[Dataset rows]
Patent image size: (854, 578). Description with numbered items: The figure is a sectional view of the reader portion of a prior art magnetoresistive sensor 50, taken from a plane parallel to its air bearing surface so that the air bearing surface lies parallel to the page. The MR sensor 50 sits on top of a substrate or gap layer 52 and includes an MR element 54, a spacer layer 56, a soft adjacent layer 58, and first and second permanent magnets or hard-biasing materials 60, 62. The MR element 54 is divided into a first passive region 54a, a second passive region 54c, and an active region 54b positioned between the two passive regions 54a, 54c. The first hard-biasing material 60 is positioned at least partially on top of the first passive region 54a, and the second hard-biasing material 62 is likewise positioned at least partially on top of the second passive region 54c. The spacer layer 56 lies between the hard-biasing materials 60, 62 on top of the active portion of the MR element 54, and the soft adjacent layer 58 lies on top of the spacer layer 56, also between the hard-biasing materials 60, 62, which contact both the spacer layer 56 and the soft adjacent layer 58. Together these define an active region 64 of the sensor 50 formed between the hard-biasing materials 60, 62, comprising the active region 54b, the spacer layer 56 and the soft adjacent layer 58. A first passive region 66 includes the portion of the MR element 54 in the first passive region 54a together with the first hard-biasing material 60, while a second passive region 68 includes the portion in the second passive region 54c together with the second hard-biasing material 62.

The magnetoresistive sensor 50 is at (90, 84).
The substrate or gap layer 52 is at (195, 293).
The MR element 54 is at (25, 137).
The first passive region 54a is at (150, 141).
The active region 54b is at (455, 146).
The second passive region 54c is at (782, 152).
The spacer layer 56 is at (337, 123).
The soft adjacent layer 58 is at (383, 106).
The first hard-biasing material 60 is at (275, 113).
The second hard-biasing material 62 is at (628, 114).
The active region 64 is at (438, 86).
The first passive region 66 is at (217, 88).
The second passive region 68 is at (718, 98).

» THE PROBLEM: Retype all of the material above without changing a single character.

» EXERCISE SOLUTION:
Patent image size: (854, 578). Description with numbered items: The figure is a sectional view of the reader portion of a prior art magnetoresistive sensor 50, taken from a plane parallel to its air bearing surface so that the air bearing surface lies parallel to the page. The MR sensor 50 sits on top of a substrate or gap layer 52 and includes an MR element 54, a spacer layer 56, a soft adjacent layer 58, and first and second permanent magnets or hard-biasing materials 60, 62. The MR element 54 is divided into a first passive region 54a, a second passive region 54c, and an active region 54b positioned between the two passive regions 54a, 54c. The first hard-biasing material 60 is positioned at least partially on top of the first passive region 54a, and the second hard-biasing material 62 is likewise positioned at least partially on top of the second passive region 54c. The spacer layer 56 lies between the hard-biasing materials 60, 62 on top of the active portion of the MR element 54, and the soft adjacent layer 58 lies on top of the spacer layer 56, also between the hard-biasing materials 60, 62, which contact both the spacer layer 56 and the soft adjacent layer 58. Together these define an active region 64 of the sensor 50 formed between the hard-biasing materials 60, 62, comprising the active region 54b, the spacer layer 56 and the soft adjacent layer 58. A first passive region 66 includes the portion of the MR element 54 in the first passive region 54a together with the first hard-biasing material 60, while a second passive region 68 includes the portion in the second passive region 54c together with the second hard-biasing material 62.

The magnetoresistive sensor 50 is at (90, 84).
The substrate or gap layer 52 is at (195, 293).
The MR element 54 is at (25, 137).
The first passive region 54a is at (150, 141).
The active region 54b is at (455, 146).
The second passive region 54c is at (782, 152).
The spacer layer 56 is at (337, 123).
The soft adjacent layer 58 is at (383, 106).
The first hard-biasing material 60 is at (275, 113).
The second hard-biasing material 62 is at (628, 114).
The active region 64 is at (438, 86).
The first passive region 66 is at (217, 88).
The second passive region 68 is at (718, 98).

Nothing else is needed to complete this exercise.